··· Supplied material

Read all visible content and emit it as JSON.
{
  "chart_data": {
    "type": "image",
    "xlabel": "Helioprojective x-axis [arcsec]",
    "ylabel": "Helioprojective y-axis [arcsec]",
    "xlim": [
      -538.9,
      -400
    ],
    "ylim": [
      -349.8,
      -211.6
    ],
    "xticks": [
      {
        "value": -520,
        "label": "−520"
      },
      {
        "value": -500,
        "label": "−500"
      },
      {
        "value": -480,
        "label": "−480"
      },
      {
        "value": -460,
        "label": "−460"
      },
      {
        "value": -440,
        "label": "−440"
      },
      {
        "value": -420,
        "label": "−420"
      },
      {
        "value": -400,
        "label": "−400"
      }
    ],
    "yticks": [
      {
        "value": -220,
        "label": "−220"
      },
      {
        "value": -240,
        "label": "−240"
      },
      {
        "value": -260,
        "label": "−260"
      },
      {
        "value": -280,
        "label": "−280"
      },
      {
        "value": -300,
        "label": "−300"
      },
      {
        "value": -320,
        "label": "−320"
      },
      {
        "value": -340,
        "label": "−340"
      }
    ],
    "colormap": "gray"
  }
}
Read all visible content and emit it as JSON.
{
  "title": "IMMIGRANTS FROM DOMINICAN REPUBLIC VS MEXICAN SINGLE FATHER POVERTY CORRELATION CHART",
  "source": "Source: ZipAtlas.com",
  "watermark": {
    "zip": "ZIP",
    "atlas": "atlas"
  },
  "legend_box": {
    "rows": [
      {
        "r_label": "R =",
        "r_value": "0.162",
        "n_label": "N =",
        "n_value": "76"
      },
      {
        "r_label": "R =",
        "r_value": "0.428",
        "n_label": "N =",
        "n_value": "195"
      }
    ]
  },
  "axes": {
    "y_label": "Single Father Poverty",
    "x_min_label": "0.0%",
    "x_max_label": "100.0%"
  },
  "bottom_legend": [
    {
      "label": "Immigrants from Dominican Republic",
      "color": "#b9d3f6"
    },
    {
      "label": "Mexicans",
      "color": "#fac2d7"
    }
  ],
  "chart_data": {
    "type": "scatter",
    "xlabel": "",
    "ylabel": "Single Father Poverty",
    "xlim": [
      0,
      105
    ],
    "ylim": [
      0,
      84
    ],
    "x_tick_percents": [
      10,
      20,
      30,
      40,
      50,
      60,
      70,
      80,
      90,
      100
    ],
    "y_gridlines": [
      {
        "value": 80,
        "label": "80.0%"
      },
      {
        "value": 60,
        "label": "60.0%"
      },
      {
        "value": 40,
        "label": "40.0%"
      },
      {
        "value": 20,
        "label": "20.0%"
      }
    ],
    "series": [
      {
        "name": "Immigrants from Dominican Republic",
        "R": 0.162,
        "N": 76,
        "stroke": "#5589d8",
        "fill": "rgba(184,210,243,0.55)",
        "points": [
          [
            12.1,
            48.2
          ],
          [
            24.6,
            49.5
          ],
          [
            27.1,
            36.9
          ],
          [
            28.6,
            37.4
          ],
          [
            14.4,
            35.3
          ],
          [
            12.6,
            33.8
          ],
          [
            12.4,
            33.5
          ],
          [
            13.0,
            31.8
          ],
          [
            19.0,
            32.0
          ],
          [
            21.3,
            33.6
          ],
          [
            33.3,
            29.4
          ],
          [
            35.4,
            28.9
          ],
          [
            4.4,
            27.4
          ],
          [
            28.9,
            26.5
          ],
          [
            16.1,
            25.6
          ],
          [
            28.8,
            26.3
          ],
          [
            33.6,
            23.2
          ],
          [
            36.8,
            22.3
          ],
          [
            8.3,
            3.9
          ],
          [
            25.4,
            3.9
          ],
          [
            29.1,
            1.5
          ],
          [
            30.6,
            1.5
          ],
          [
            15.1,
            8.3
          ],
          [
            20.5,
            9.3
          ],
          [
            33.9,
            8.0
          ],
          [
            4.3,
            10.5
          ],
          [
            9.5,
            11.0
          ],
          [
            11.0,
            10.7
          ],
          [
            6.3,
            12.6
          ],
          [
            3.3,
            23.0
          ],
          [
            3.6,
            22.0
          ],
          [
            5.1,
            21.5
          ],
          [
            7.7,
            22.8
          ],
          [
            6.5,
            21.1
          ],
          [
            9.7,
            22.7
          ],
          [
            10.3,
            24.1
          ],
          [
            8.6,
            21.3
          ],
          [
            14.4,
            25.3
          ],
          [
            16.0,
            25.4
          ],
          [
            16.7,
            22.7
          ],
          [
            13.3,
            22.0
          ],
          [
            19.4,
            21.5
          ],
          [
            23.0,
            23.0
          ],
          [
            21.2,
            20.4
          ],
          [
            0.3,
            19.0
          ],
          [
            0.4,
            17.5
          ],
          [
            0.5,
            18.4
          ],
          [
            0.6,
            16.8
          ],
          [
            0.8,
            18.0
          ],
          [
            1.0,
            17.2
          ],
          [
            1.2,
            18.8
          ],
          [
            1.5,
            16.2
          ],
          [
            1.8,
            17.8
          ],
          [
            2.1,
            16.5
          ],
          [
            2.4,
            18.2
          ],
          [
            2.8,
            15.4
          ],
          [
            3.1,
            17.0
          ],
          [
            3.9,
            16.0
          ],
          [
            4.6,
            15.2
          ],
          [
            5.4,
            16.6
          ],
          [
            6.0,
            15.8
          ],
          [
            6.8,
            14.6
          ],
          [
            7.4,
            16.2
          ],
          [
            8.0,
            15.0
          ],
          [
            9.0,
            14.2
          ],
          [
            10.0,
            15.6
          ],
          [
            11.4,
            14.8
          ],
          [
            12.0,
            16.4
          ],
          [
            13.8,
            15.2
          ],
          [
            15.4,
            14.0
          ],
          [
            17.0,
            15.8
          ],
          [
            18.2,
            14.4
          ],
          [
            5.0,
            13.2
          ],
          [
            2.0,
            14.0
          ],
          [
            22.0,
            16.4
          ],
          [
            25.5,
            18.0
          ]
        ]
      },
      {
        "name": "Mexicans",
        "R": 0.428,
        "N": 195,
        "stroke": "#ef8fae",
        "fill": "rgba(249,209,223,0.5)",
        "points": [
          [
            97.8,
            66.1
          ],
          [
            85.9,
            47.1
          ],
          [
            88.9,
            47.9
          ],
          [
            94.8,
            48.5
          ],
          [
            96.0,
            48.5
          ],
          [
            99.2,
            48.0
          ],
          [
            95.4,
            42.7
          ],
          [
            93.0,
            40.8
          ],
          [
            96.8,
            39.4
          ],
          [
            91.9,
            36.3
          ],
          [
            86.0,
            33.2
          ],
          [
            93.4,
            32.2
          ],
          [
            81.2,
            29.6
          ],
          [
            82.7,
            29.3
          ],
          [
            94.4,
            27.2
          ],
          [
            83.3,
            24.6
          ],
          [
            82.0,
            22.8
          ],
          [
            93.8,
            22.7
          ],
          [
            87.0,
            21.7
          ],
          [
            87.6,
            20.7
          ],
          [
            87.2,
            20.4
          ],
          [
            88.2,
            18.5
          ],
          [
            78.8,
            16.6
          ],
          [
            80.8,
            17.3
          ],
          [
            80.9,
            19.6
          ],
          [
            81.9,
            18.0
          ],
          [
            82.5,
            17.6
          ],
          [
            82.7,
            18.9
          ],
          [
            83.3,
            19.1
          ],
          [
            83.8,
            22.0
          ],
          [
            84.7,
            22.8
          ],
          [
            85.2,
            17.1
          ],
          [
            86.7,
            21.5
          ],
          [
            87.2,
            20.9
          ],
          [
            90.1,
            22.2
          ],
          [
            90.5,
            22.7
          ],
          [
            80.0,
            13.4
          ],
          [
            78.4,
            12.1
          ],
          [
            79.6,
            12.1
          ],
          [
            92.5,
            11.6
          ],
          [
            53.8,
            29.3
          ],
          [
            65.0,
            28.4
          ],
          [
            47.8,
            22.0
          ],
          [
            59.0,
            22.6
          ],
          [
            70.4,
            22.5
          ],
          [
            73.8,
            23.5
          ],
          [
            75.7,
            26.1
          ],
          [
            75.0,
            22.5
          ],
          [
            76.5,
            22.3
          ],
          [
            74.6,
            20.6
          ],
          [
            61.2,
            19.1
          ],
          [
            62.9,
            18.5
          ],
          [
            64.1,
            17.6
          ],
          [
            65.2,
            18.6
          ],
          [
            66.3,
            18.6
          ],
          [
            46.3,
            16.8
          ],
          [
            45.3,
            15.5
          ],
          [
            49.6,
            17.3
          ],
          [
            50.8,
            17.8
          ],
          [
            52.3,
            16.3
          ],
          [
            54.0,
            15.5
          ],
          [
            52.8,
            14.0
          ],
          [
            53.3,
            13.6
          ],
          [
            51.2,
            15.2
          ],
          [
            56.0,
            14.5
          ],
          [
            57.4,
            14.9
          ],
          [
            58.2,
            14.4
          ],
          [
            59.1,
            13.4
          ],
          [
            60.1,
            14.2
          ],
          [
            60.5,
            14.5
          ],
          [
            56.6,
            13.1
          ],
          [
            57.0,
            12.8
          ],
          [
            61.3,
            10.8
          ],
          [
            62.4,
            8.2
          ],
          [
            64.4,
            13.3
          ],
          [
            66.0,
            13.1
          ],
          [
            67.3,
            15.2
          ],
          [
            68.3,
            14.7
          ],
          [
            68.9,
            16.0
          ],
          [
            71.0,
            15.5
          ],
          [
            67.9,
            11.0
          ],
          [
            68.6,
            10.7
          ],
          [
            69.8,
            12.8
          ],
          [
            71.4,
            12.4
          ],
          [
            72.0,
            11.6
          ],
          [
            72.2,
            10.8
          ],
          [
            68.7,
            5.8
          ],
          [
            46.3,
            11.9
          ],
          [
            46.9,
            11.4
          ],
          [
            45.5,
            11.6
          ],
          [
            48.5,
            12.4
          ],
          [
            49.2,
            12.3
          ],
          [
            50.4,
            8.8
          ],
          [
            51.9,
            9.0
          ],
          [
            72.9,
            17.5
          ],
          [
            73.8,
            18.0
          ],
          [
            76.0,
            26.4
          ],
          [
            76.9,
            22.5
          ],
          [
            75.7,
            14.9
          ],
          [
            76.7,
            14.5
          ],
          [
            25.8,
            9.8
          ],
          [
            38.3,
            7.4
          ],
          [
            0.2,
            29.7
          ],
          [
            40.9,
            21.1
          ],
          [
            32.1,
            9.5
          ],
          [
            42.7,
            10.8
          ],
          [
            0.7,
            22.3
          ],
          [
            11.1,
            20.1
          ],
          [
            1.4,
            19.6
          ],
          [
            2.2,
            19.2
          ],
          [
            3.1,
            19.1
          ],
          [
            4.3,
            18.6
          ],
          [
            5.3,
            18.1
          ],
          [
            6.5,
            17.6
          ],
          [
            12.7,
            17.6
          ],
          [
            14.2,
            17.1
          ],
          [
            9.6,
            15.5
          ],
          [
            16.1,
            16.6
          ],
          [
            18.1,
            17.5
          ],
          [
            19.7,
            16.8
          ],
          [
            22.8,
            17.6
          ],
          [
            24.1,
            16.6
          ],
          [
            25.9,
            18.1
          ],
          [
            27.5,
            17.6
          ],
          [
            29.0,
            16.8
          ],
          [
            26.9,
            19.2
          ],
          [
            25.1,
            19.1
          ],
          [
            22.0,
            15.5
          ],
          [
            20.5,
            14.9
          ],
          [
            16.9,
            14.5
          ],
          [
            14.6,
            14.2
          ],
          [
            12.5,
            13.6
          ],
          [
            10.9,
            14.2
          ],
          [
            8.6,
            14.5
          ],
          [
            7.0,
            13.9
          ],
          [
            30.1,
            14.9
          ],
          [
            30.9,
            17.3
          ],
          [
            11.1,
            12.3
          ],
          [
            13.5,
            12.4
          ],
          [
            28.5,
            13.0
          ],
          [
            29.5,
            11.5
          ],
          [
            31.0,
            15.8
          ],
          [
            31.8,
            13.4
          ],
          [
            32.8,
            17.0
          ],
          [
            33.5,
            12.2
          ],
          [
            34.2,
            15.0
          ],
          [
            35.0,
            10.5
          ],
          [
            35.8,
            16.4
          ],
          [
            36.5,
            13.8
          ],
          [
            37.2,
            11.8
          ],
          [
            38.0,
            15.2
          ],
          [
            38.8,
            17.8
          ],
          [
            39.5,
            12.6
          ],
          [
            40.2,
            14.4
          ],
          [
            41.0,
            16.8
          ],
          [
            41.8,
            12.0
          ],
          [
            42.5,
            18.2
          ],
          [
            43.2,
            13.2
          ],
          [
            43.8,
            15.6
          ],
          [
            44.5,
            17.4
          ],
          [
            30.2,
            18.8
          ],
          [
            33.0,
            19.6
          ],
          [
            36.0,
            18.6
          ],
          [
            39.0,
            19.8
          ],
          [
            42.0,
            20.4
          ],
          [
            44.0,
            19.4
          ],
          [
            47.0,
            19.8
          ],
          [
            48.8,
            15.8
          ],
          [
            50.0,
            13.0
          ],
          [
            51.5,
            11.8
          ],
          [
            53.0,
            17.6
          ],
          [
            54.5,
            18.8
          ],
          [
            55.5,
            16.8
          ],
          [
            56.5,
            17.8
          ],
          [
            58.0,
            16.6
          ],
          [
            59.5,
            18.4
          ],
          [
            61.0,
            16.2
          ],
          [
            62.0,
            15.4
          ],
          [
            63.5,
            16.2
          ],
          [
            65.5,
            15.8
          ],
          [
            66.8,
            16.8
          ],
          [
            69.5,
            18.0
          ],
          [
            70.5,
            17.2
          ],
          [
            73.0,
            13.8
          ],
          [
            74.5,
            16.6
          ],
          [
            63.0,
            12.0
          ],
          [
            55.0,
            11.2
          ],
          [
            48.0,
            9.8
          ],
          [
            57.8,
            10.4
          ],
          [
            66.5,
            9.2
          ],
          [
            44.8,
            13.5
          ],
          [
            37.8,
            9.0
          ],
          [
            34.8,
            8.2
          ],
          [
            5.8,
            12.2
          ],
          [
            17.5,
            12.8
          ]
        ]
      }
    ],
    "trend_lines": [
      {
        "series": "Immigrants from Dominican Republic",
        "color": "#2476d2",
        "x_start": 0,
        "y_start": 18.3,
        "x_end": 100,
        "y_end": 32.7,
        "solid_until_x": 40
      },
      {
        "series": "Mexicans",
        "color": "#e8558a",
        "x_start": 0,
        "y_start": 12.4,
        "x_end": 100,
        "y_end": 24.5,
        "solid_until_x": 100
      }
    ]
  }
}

······

- _Task directions_: Show every line where the string "axis" appears.

- _Output below_:
    "xlabel": "Helioprojective x-axis [arcsec]",
    "ylabel": "Helioprojective y-axis [arcsec]",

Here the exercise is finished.